## Try it
The records under this task must be duplicated exactly.

## Records to use
=== Section Start ===

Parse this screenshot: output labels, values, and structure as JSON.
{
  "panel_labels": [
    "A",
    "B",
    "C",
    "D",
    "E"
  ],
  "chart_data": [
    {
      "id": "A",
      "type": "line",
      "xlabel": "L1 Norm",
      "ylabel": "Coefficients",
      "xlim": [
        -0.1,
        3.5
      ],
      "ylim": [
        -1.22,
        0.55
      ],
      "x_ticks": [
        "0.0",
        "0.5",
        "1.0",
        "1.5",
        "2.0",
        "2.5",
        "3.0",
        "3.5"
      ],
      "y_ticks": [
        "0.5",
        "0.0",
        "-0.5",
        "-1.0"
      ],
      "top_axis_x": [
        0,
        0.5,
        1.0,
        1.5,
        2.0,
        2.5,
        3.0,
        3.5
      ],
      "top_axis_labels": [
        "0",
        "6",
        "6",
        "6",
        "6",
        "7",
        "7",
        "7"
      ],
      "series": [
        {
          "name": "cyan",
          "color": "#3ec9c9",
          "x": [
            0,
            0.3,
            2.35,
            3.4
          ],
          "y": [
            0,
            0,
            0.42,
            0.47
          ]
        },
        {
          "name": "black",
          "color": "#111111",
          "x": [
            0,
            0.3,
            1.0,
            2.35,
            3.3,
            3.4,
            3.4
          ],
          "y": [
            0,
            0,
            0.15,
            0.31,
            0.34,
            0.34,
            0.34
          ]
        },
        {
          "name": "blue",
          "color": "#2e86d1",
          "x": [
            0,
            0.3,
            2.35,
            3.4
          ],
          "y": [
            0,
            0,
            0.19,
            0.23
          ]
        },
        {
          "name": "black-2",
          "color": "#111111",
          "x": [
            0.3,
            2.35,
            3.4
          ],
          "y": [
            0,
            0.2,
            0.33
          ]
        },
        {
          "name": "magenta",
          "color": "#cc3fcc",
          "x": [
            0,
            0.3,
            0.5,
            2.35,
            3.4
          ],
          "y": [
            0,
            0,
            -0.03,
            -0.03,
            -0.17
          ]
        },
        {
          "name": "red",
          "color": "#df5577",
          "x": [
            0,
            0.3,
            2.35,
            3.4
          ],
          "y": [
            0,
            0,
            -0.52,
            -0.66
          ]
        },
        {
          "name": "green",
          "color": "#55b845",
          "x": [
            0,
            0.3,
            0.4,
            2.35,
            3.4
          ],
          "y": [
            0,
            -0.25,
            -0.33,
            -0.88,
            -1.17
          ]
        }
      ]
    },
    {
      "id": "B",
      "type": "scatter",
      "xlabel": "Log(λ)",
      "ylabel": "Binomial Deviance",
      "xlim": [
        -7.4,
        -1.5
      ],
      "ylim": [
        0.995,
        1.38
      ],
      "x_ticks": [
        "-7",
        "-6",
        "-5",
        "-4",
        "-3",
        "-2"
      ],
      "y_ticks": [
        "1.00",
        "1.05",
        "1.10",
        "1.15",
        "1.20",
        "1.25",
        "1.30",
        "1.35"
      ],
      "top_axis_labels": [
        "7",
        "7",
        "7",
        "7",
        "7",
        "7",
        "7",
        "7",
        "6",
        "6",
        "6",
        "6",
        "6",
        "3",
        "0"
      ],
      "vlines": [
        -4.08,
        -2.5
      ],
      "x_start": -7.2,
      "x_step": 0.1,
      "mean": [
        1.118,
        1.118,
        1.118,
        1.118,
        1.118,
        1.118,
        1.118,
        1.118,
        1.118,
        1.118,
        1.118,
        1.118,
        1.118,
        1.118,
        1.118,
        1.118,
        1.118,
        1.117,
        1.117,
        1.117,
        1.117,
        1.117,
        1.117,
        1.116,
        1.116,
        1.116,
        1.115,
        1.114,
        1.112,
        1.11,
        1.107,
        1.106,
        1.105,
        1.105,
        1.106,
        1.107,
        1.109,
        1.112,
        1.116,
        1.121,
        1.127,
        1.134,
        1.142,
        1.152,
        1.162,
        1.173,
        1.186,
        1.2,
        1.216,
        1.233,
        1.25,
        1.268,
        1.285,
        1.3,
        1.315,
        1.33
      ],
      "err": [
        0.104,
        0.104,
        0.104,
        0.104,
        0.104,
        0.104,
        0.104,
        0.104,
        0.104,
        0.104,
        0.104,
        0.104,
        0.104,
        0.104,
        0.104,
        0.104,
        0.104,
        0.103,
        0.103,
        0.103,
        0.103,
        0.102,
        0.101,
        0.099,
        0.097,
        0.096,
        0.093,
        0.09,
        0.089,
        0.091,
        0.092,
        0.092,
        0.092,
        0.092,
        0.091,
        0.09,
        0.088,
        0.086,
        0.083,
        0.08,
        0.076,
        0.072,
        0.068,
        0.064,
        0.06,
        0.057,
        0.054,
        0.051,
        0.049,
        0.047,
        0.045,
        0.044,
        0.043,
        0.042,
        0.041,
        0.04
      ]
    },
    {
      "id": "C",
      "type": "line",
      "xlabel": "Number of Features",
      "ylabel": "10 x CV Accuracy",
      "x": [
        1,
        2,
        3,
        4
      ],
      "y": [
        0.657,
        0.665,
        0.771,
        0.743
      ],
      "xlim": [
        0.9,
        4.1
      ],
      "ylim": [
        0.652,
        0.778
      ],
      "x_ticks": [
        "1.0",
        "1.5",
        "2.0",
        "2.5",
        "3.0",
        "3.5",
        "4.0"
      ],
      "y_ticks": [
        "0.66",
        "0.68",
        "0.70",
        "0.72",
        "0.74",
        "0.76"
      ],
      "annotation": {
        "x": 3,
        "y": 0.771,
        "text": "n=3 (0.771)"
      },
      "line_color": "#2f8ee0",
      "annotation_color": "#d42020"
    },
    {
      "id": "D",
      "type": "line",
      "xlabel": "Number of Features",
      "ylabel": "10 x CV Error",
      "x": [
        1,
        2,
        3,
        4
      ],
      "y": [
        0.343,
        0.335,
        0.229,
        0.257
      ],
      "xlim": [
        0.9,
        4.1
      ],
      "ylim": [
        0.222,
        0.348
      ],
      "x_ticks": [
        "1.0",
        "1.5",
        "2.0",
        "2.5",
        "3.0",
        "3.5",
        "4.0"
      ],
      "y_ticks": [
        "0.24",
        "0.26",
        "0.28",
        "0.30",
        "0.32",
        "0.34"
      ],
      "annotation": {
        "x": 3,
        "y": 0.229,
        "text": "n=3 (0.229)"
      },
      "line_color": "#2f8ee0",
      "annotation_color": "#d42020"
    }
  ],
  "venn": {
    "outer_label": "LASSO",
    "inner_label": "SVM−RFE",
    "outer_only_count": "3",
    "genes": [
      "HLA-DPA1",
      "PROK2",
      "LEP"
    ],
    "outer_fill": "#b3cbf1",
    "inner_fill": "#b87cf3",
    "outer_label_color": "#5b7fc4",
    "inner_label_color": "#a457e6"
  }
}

=== Section End ===

## Task solution
Parse this screenshot: output labels, values, and structure as JSON.
{
  "panel_labels": [
    "A",
    "B",
    "C",
    "D",
    "E"
  ],
  "chart_data": [
    {
      "id": "A",
      "type": "line",
      "xlabel": "L1 Norm",
      "ylabel": "Coefficients",
      "xlim": [
        -0.1,
        3.5
      ],
      "ylim": [
        -1.22,
        0.55
      ],
      "x_ticks": [
        "0.0",
        "0.5",
        "1.0",
        "1.5",
        "2.0",
        "2.5",
        "3.0",
        "3.5"
      ],
      "y_ticks": [
        "0.5",
        "0.0",
        "-0.5",
        "-1.0"
      ],
      "top_axis_x": [
        0,
        0.5,
        1.0,
        1.5,
        2.0,
        2.5,
        3.0,
        3.5
      ],
      "top_axis_labels": [
        "0",
        "6",
        "6",
        "6",
        "6",
        "7",
        "7",
        "7"
      ],
      "series": [
        {
          "name": "cyan",
          "color": "#3ec9c9",
          "x": [
            0,
            0.3,
            2.35,
            3.4
          ],
          "y": [
            0,
            0,
            0.42,
            0.47
          ]
        },
        {
          "name": "black",
          "color": "#111111",
          "x": [
            0,
            0.3,
            1.0,
            2.35,
            3.3,
            3.4,
            3.4
          ],
          "y": [
            0,
            0,
            0.15,
            0.31,
            0.34,
            0.34,
            0.34
          ]
        },
        {
          "name": "blue",
          "color": "#2e86d1",
          "x": [
            0,
            0.3,
            2.35,
            3.4
          ],
          "y": [
            0,
            0,
            0.19,
            0.23
          ]
        },
        {
          "name": "black-2",
          "color": "#111111",
          "x": [
            0.3,
            2.35,
            3.4
          ],
          "y": [
            0,
            0.2,
            0.33
          ]
        },
        {
          "name": "magenta",
          "color": "#cc3fcc",
          "x": [
            0,
            0.3,
            0.5,
            2.35,
            3.4
          ],
          "y": [
            0,
            0,
            -0.03,
            -0.03,
            -0.17
          ]
        },
        {
          "name": "red",
          "color": "#df5577",
          "x": [
            0,
            0.3,
            2.35,
            3.4
          ],
          "y": [
            0,
            0,
            -0.52,
            -0.66
          ]
        },
        {
          "name": "green",
          "color": "#55b845",
          "x": [
            0,
            0.3,
            0.4,
            2.35,
            3.4
          ],
          "y": [
            0,
            -0.25,
            -0.33,
            -0.88,
            -1.17
          ]
        }
      ]
    },
    {
      "id": "B",
      "type": "scatter",
      "xlabel": "Log(λ)",
      "ylabel": "Binomial Deviance",
      "xlim": [
        -7.4,
        -1.5
      ],
      "ylim": [
        0.995,
        1.38
      ],
      "x_ticks": [
        "-7",
        "-6",
        "-5",
        "-4",
        "-3",
        "-2"
      ],
      "y_ticks": [
        "1.00",
        "1.05",
        "1.10",
        "1.15",
        "1.20",
        "1.25",
        "1.30",
        "1.35"
      ],
      "top_axis_labels": [
        "7",
        "7",
        "7",
        "7",
        "7",
        "7",
        "7",
        "7",
        "6",
        "6",
        "6",
        "6",
        "6",
        "3",
        "0"
      ],
      "vlines": [
        -4.08,
        -2.5
      ],
      "x_start": -7.2,
      "x_step": 0.1,
      "mean": [
        1.118,
        1.118,
        1.118,
        1.118,
        1.118,
        1.118,
        1.118,
        1.118,
        1.118,
        1.118,
        1.118,
        1.118,
        1.118,
        1.118,
        1.118,
        1.118,
        1.118,
        1.117,
        1.117,
        1.117,
        1.117,
        1.117,
        1.117,
        1.116,
        1.116,
        1.116,
        1.115,
        1.114,
        1.112,
        1.11,
        1.107,
        1.106,
        1.105,
        1.105,
        1.106,
        1.107,
        1.109,
        1.112,
        1.116,
        1.121,
        1.127,
        1.134,
        1.142,
        1.152,
        1.162,
        1.173,
        1.186,
        1.2,
        1.216,
        1.233,
        1.25,
        1.268,
        1.285,
        1.3,
        1.315,
        1.33
      ],
      "err": [
        0.104,
        0.104,
        0.104,
        0.104,
        0.104,
        0.104,
        0.104,
        0.104,
        0.104,
        0.104,
        0.104,
        0.104,
        0.104,
        0.104,
        0.104,
        0.104,
        0.104,
        0.103,
        0.103,
        0.103,
        0.103,
        0.102,
        0.101,
        0.099,
        0.097,
        0.096,
        0.093,
        0.09,
        0.089,
        0.091,
        0.092,
        0.092,
        0.092,
        0.092,
        0.091,
        0.09,
        0.088,
        0.086,
        0.083,
        0.08,
        0.076,
        0.072,
        0.068,
        0.064,
        0.06,
        0.057,
        0.054,
        0.051,
        0.049,
        0.047,
        0.045,
        0.044,
        0.043,
        0.042,
        0.041,
        0.04
      ]
    },
    {
      "id": "C",
      "type": "line",
      "xlabel": "Number of Features",
      "ylabel": "10 x CV Accuracy",
      "x": [
        1,
        2,
        3,
        4
      ],
      "y": [
        0.657,
        0.665,
        0.771,
        0.743
      ],
      "xlim": [
        0.9,
        4.1
      ],
      "ylim": [
        0.652,
        0.778
      ],
      "x_ticks": [
        "1.0",
        "1.5",
        "2.0",
        "2.5",
        "3.0",
        "3.5",
        "4.0"
      ],
      "y_ticks": [
        "0.66",
        "0.68",
        "0.70",
        "0.72",
        "0.74",
        "0.76"
      ],
      "annotation": {
        "x": 3,
        "y": 0.771,
        "text": "n=3 (0.771)"
      },
      "line_color": "#2f8ee0",
      "annotation_color": "#d42020"
    },
    {
      "id": "D",
      "type": "line",
      "xlabel": "Number of Features",
      "ylabel": "10 x CV Error",
      "x": [
        1,
        2,
        3,
        4
      ],
      "y": [
        0.343,
        0.335,
        0.229,
        0.257
      ],
      "xlim": [
        0.9,
        4.1
      ],
      "ylim": [
        0.222,
        0.348
      ],
      "x_ticks": [
        "1.0",
        "1.5",
        "2.0",
        "2.5",
        "3.0",
        "3.5",
        "4.0"
      ],
      "y_ticks": [
        "0.24",
        "0.26",
        "0.28",
        "0.30",
        "0.32",
        "0.34"
      ],
      "annotation": {
        "x": 3,
        "y": 0.229,
        "text": "n=3 (0.229)"
      },
      "line_color": "#2f8ee0",
      "annotation_color": "#d42020"
    }
  ],
  "venn": {
    "outer_label": "LASSO",
    "inner_label": "SVM−RFE",
    "outer_only_count": "3",
    "genes": [
      "HLA-DPA1",
      "PROK2",
      "LEP"
    ],
    "outer_fill": "#b3cbf1",
    "inner_fill": "#b87cf3",
    "outer_label_color": "#5b7fc4",
    "inner_label_color": "#a457e6"
  }
}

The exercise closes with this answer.